### [EXERCISE REQUIREMENTS]
Count the lines below that contain the word "างไทยม", and give only that number.

Stored dataset items:
◆ ◆ ◆ ◆ ◆ ◆ ◆

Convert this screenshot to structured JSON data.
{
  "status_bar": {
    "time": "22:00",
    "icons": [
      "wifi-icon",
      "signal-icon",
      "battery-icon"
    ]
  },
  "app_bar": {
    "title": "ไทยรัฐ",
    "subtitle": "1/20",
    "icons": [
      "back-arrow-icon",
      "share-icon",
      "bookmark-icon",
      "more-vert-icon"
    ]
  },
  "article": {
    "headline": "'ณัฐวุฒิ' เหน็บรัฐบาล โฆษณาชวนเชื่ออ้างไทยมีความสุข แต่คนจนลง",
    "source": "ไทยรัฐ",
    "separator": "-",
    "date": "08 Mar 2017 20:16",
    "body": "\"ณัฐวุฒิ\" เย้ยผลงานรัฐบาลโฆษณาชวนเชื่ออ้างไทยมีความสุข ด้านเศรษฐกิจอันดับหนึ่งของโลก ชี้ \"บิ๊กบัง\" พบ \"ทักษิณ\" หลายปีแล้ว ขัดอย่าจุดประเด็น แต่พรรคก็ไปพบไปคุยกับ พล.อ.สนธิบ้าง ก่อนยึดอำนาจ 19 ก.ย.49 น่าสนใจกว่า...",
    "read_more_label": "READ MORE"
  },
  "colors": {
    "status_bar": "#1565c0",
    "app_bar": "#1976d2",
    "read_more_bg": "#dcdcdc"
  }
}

◆ ◆ ◆ ◆ ◆ ◆ ◆

### [RESULT OF THE EXERCISE]
2